━━━━━ Task material ━━━━━
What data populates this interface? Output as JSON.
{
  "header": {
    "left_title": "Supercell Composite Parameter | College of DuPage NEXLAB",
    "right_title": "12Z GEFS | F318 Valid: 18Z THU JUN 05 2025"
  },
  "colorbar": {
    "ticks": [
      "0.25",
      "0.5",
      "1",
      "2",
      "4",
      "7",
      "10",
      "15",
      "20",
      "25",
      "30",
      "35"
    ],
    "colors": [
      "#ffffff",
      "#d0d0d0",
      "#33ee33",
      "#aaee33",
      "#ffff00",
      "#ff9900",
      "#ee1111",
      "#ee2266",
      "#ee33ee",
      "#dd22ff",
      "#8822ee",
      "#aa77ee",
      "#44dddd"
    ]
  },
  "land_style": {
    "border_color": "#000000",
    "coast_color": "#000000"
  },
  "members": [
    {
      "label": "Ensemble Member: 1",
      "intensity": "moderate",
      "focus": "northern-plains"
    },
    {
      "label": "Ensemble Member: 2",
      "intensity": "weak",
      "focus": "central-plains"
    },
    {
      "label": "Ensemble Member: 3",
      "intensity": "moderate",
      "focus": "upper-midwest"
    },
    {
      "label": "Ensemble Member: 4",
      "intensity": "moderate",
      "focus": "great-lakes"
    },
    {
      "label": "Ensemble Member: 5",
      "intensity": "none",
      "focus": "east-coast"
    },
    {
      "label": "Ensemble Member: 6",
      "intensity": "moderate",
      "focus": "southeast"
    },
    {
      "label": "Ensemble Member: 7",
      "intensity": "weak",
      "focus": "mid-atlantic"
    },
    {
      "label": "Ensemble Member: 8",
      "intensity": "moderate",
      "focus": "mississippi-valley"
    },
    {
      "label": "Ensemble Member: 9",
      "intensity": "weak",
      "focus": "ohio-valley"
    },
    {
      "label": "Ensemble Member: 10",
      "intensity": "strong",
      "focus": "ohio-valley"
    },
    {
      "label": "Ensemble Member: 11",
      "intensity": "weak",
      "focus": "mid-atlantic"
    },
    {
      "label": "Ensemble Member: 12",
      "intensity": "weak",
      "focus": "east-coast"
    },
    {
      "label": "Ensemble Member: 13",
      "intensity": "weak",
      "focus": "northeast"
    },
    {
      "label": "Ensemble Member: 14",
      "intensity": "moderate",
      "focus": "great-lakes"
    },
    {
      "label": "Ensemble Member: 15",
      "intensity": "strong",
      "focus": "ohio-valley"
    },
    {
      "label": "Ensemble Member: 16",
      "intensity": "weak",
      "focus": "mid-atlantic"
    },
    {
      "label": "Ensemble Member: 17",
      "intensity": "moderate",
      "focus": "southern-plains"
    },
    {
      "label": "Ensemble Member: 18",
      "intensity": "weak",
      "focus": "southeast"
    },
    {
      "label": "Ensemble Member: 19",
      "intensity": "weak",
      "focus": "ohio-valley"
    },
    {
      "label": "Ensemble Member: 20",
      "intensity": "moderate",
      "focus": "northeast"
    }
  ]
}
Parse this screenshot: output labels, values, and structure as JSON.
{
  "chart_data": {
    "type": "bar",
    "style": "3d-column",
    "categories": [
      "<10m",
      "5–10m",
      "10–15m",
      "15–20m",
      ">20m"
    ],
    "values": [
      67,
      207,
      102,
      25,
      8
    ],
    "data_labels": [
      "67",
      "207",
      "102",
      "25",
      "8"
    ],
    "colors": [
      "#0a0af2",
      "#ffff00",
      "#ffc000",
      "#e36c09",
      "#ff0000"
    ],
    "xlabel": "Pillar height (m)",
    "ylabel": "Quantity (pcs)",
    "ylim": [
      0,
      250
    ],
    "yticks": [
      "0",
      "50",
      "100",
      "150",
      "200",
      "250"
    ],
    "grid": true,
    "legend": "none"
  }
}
━━━━━
#### Work to be completed:
Report all lines of the material that contain the word "values".

#### Complete output:
Parse this screenshot: output labels, values, and structure as JSON.
    "values": [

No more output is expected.